Short exercise - Exactly as they appear, output all of the entries.

** start The data **

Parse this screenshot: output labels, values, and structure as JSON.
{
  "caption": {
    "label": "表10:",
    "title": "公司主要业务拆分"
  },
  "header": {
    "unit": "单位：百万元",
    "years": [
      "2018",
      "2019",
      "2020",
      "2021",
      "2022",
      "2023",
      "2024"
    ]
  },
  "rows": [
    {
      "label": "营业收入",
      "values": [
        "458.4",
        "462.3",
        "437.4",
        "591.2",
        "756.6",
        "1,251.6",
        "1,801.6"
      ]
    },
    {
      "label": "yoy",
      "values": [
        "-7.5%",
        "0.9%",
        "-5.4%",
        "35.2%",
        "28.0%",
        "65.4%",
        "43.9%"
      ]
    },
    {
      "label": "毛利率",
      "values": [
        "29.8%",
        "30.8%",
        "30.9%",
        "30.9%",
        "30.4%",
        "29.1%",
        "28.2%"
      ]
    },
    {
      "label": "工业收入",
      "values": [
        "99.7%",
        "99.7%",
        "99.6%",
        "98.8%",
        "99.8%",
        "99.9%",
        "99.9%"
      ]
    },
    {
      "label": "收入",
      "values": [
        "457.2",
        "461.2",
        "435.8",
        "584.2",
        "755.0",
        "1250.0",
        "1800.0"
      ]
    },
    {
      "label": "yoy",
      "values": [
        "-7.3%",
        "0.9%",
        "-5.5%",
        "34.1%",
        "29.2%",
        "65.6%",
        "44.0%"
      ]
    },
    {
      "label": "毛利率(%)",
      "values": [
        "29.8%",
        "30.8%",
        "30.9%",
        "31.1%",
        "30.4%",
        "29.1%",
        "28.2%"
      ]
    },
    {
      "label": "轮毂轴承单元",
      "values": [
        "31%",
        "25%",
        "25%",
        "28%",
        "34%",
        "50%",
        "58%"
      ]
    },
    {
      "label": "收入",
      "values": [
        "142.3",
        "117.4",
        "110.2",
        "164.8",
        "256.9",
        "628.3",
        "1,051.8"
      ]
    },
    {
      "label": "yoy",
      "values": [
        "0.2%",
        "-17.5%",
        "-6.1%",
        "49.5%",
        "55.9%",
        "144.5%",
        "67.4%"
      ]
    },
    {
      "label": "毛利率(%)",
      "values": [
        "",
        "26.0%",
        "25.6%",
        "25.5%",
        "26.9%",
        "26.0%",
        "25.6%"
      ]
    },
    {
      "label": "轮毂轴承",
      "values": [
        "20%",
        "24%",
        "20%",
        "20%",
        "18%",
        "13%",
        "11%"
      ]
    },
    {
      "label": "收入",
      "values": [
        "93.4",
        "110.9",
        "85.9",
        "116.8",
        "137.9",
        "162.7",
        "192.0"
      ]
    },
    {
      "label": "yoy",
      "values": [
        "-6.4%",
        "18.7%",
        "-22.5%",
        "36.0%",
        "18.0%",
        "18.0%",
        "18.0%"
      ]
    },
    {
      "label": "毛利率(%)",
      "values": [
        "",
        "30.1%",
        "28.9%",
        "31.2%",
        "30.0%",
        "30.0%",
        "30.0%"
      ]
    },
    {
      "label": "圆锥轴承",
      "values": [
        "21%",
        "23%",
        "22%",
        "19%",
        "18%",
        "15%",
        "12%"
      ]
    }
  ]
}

** end The data **

Problem solution -
Parse this screenshot: output labels, values, and structure as JSON.
{
  "caption": {
    "label": "表10:",
    "title": "公司主要业务拆分"
  },
  "header": {
    "unit": "单位：百万元",
    "years": [
      "2018",
      "2019",
      "2020",
      "2021",
      "2022",
      "2023",
      "2024"
    ]
  },
  "rows": [
    {
      "label": "营业收入",
      "values": [
        "458.4",
        "462.3",
        "437.4",
        "591.2",
        "756.6",
        "1,251.6",
        "1,801.6"
      ]
    },
    {
      "label": "yoy",
      "values": [
        "-7.5%",
        "0.9%",
        "-5.4%",
        "35.2%",
        "28.0%",
        "65.4%",
        "43.9%"
      ]
    },
    {
      "label": "毛利率",
      "values": [
        "29.8%",
        "30.8%",
        "30.9%",
        "30.9%",
        "30.4%",
        "29.1%",
        "28.2%"
      ]
    },
    {
      "label": "工业收入",
      "values": [
        "99.7%",
        "99.7%",
        "99.6%",
        "98.8%",
        "99.8%",
        "99.9%",
        "99.9%"
      ]
    },
    {
      "label": "收入",
      "values": [
        "457.2",
        "461.2",
        "435.8",
        "584.2",
        "755.0",
        "1250.0",
        "1800.0"
      ]
    },
    {
      "label": "yoy",
      "values": [
        "-7.3%",
        "0.9%",
        "-5.5%",
        "34.1%",
        "29.2%",
        "65.6%",
        "44.0%"
      ]
    },
    {
      "label": "毛利率(%)",
      "values": [
        "29.8%",
        "30.8%",
        "30.9%",
        "31.1%",
        "30.4%",
        "29.1%",
        "28.2%"
      ]
    },
    {
      "label": "轮毂轴承单元",
      "values": [
        "31%",
        "25%",
        "25%",
        "28%",
        "34%",
        "50%",
        "58%"
      ]
    },
    {
      "label": "收入",
      "values": [
        "142.3",
        "117.4",
        "110.2",
        "164.8",
        "256.9",
        "628.3",
        "1,051.8"
      ]
    },
    {
      "label": "yoy",
      "values": [
        "0.2%",
        "-17.5%",
        "-6.1%",
        "49.5%",
        "55.9%",
        "144.5%",
        "67.4%"
      ]
    },
    {
      "label": "毛利率(%)",
      "values": [
        "",
        "26.0%",
        "25.6%",
        "25.5%",
        "26.9%",
        "26.0%",
        "25.6%"
      ]
    },
    {
      "label": "轮毂轴承",
      "values": [
        "20%",
        "24%",
        "20%",
        "20%",
        "18%",
        "13%",
        "11%"
      ]
    },
    {
      "label": "收入",
      "values": [
        "93.4",
        "110.9",
        "85.9",
        "116.8",
        "137.9",
        "162.7",
        "192.0"
      ]
    },
    {
      "label": "yoy",
      "values": [
        "-6.4%",
        "18.7%",
        "-22.5%",
        "36.0%",
        "18.0%",
        "18.0%",
        "18.0%"
      ]
    },
    {
      "label": "毛利率(%)",
      "values": [
        "",
        "30.1%",
        "28.9%",
        "31.2%",
        "30.0%",
        "30.0%",
        "30.0%"
      ]
    },
    {
      "label": "圆锥轴承",
      "values": [
        "21%",
        "23%",
        "22%",
        "19%",
        "18%",
        "15%",
        "12%"
      ]
    }
  ]
}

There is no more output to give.